- _DATASET EXTRACT_
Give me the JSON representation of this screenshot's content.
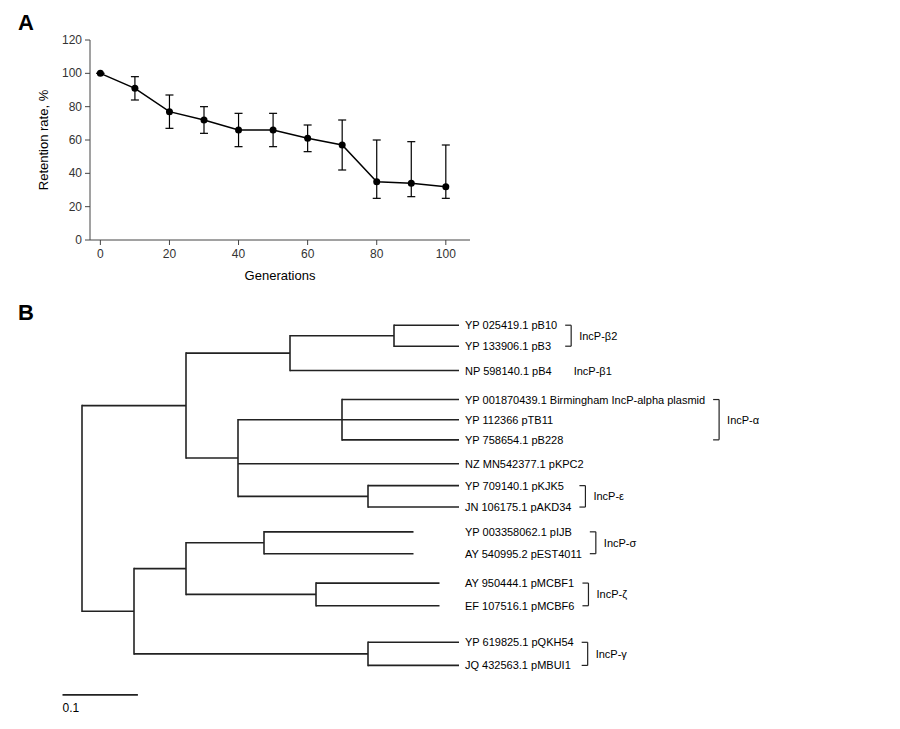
{
  "chart_data": [
    {
      "type": "line",
      "title": "A",
      "x": [
        0,
        10,
        20,
        30,
        40,
        50,
        60,
        70,
        80,
        90,
        100
      ],
      "values": [
        100,
        91,
        77,
        72,
        66,
        66,
        61,
        57,
        35,
        34,
        32
      ],
      "yerr_low": [
        0,
        7,
        10,
        8,
        10,
        10,
        8,
        15,
        10,
        8,
        7
      ],
      "yerr_high": [
        0,
        7,
        10,
        8,
        10,
        10,
        8,
        15,
        25,
        25,
        25
      ],
      "color": "black",
      "marker": "circle",
      "xlabel": "Generations",
      "ylabel": "Retention rate, %",
      "xlim": [
        -3,
        107
      ],
      "ylim": [
        0,
        120
      ],
      "xticks": [
        0,
        20,
        40,
        60,
        80,
        100
      ],
      "yticks": [
        0,
        20,
        40,
        60,
        80,
        100,
        120
      ]
    },
    {
      "type": "tree",
      "title": "B",
      "leaves": [
        "YP 025419.1 pB10",
        "YP 133906.1 pB3",
        "NP 598140.1 pB4",
        "YP 001870439.1 Birmingham IncP-alpha plasmid",
        "YP 112366 pTB11",
        "YP 758654.1 pB228",
        "NZ MN542377.1 pKPC2",
        "YP 709140.1 pKJK5",
        "JN 106175.1 pAKD34",
        "YP 003358062.1 pIJB",
        "AY 540995.2 pEST4011",
        "AY 950444.1 pMCBF1",
        "EF 107516.1 pMCBF6",
        "YP 619825.1 pQKH54",
        "JQ 432563.1 pMBUI1"
      ],
      "groups": [
        {
          "text": "IncP-β2",
          "bracket": true
        },
        {
          "text": "IncP-β1",
          "bracket": false
        },
        {
          "text": "IncP-α",
          "bracket": true
        },
        {
          "text": "IncP-ε",
          "bracket": true
        },
        {
          "text": "IncP-σ",
          "bracket": true
        },
        {
          "text": "IncP-ζ",
          "bracket": true
        },
        {
          "text": "IncP-γ",
          "bracket": true
        }
      ],
      "scale_bar": 0.1
    }
  ]
}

- _AIM OF THE EXERCISE_
Copy down every line of the entries containing the word "IncP".

- _OUTPUT BELOW_
        "YP 001870439.1 Birmingham IncP-alpha plasmid",
          "text": "IncP-β2",
          "text": "IncP-β1",
          "text": "IncP-α",
          "text": "IncP-ε",
          "text": "IncP-σ",
          "text": "IncP-ζ",
          "text": "IncP-γ",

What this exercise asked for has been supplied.